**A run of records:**
■ ■ ■ ■
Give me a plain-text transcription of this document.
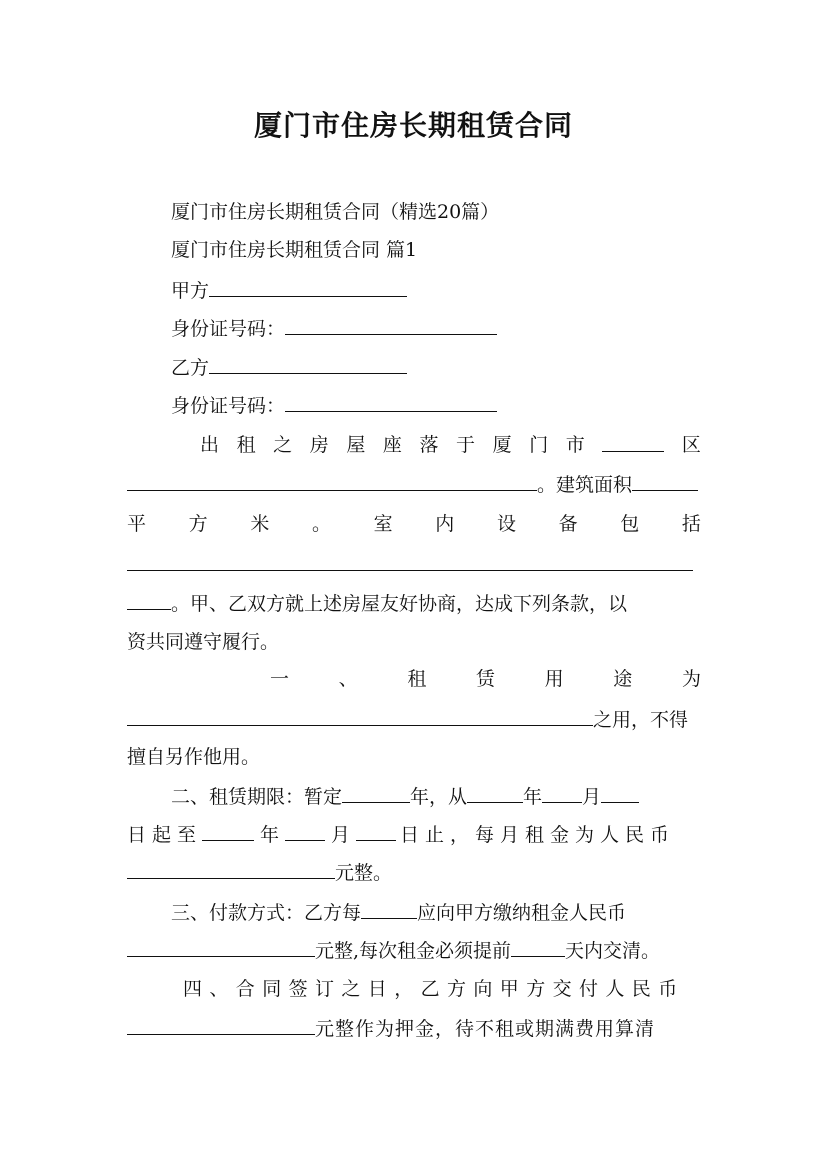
厦门市住房长期租赁合同
厦门市住房长期租赁合同（精选20篇）
厦门市住房长期租赁合同 篇1
甲方
身份证号码：
乙方
身份证号码：
出 租 之 房 屋 座 落 于 厦 门 市	区
。建筑面积
平 方 米 。 室 内 设 备 包 括
。甲、乙双方就上述房屋友好协商，达成下列条款，以
资共同遵守履行。
一	、	租	赁	用	途	为
之用，不得
擅自另作他用。
二、租赁期限：暂定	年，从	年 月
日起至	年	月	日止，每月租金为人民币
元整。
三、付款方式：乙方每	应向甲方缴纳租金人民币
元整,每次租金必须提前	天内交清。
四、合同签订之日，乙方向甲方交付人民币
元整作为押金，待不租或期满费用算清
■ ■ ■ ■
**Prompt:**
Give all the entries again exactly, dropping each picture.

**Output for this task:**
Give me a plain-text transcription of this document.
厦门市住房长期租赁合同
厦门市住房长期租赁合同（精选20篇）
厦门市住房长期租赁合同 篇1
甲方
身份证号码：
乙方
身份证号码：
出 租 之 房 屋 座 落 于 厦 门 市	区
。建筑面积
平 方 米 。 室 内 设 备 包 括
。甲、乙双方就上述房屋友好协商，达成下列条款，以
资共同遵守履行。
一	、	租	赁	用	途	为
之用，不得
擅自另作他用。
二、租赁期限：暂定	年，从	年 月
日起至	年	月	日止，每月租金为人民币
元整。
三、付款方式：乙方每	应向甲方缴纳租金人民币
元整,每次租金必须提前	天内交清。
四、合同签订之日，乙方向甲方交付人民币
元整作为押金，待不租或期满费用算清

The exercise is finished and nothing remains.